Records
━━━━━━

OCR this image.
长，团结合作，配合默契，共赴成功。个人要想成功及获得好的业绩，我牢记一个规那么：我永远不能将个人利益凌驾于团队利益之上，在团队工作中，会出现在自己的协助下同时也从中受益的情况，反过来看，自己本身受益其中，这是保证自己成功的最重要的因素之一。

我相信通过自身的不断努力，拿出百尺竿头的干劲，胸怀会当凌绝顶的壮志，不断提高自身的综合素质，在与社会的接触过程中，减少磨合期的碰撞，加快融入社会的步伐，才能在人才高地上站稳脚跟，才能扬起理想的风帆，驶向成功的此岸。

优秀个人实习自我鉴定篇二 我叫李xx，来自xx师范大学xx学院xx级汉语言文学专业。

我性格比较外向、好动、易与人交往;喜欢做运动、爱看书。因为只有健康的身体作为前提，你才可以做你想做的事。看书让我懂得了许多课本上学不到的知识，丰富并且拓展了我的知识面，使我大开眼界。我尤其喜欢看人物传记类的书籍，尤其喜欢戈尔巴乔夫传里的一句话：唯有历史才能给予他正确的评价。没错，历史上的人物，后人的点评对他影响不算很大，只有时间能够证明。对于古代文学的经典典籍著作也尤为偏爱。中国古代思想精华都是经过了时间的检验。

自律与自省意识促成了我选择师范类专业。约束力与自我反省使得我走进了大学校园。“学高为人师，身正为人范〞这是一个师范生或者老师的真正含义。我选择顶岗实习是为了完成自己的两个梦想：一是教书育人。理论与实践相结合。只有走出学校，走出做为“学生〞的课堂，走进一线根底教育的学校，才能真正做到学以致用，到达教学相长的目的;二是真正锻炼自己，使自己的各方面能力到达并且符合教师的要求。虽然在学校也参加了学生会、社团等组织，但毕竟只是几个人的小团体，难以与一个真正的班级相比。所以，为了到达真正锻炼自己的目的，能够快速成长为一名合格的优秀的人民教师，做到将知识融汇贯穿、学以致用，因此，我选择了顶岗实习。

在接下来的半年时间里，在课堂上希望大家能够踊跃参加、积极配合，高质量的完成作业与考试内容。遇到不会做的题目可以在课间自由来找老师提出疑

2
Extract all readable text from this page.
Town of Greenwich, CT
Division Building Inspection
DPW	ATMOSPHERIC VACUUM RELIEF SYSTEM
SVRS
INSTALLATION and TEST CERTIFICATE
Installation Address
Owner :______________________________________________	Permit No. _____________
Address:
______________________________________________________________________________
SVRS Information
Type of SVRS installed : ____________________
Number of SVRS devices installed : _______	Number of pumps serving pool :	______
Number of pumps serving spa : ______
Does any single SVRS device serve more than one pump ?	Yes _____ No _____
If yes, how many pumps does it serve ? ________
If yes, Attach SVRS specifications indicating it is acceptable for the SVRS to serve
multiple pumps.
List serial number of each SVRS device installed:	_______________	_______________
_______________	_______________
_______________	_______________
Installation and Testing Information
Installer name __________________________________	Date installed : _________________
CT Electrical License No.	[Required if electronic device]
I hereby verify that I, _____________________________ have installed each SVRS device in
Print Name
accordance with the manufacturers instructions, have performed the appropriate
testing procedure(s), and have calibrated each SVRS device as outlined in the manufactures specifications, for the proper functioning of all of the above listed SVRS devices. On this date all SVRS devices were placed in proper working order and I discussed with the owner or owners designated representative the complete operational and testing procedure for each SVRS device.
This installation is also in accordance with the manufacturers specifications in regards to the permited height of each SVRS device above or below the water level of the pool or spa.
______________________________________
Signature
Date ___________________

━━━━━━

Work to complete: Report the number of lines that contain "pumps", with no other words.

Complete output: 4